-------- ROWS --------

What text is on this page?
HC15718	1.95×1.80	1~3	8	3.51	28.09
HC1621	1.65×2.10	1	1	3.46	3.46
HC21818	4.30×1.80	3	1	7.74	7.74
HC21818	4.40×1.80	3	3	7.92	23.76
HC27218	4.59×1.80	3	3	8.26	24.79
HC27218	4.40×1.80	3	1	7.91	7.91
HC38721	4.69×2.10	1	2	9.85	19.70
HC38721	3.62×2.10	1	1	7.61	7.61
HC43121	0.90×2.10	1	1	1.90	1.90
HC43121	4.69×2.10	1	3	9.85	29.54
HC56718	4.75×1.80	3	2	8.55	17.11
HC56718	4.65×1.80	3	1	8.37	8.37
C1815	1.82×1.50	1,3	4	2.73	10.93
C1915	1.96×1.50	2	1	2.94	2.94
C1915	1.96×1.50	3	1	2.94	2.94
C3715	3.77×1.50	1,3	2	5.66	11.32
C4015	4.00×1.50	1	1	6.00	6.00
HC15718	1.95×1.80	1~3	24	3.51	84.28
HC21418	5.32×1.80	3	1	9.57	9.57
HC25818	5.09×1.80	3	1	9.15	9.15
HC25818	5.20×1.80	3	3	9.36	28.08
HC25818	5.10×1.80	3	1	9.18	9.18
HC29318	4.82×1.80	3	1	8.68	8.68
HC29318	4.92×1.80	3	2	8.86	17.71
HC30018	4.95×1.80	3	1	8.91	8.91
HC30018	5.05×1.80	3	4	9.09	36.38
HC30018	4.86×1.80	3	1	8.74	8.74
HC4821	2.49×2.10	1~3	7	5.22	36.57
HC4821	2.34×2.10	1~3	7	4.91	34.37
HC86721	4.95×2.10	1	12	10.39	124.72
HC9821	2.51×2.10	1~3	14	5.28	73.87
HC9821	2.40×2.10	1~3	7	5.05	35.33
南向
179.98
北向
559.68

--------

• **WORK REQUIRED**
Write out all the lines again, exactly as they are.

• **FINISHED TASK**
What text is on this page?
HC15718	1.95×1.80	1~3	8	3.51	28.09
HC1621	1.65×2.10	1	1	3.46	3.46
HC21818	4.30×1.80	3	1	7.74	7.74
HC21818	4.40×1.80	3	3	7.92	23.76
HC27218	4.59×1.80	3	3	8.26	24.79
HC27218	4.40×1.80	3	1	7.91	7.91
HC38721	4.69×2.10	1	2	9.85	19.70
HC38721	3.62×2.10	1	1	7.61	7.61
HC43121	0.90×2.10	1	1	1.90	1.90
HC43121	4.69×2.10	1	3	9.85	29.54
HC56718	4.75×1.80	3	2	8.55	17.11
HC56718	4.65×1.80	3	1	8.37	8.37
C1815	1.82×1.50	1,3	4	2.73	10.93
C1915	1.96×1.50	2	1	2.94	2.94
C1915	1.96×1.50	3	1	2.94	2.94
C3715	3.77×1.50	1,3	2	5.66	11.32
C4015	4.00×1.50	1	1	6.00	6.00
HC15718	1.95×1.80	1~3	24	3.51	84.28
HC21418	5.32×1.80	3	1	9.57	9.57
HC25818	5.09×1.80	3	1	9.15	9.15
HC25818	5.20×1.80	3	3	9.36	28.08
HC25818	5.10×1.80	3	1	9.18	9.18
HC29318	4.82×1.80	3	1	8.68	8.68
HC29318	4.92×1.80	3	2	8.86	17.71
HC30018	4.95×1.80	3	1	8.91	8.91
HC30018	5.05×1.80	3	4	9.09	36.38
HC30018	4.86×1.80	3	1	8.74	8.74
HC4821	2.49×2.10	1~3	7	5.22	36.57
HC4821	2.34×2.10	1~3	7	4.91	34.37
HC86721	4.95×2.10	1	12	10.39	124.72
HC9821	2.51×2.10	1~3	14	5.28	73.87
HC9821	2.40×2.10	1~3	7	5.05	35.33
南向
179.98
北向
559.68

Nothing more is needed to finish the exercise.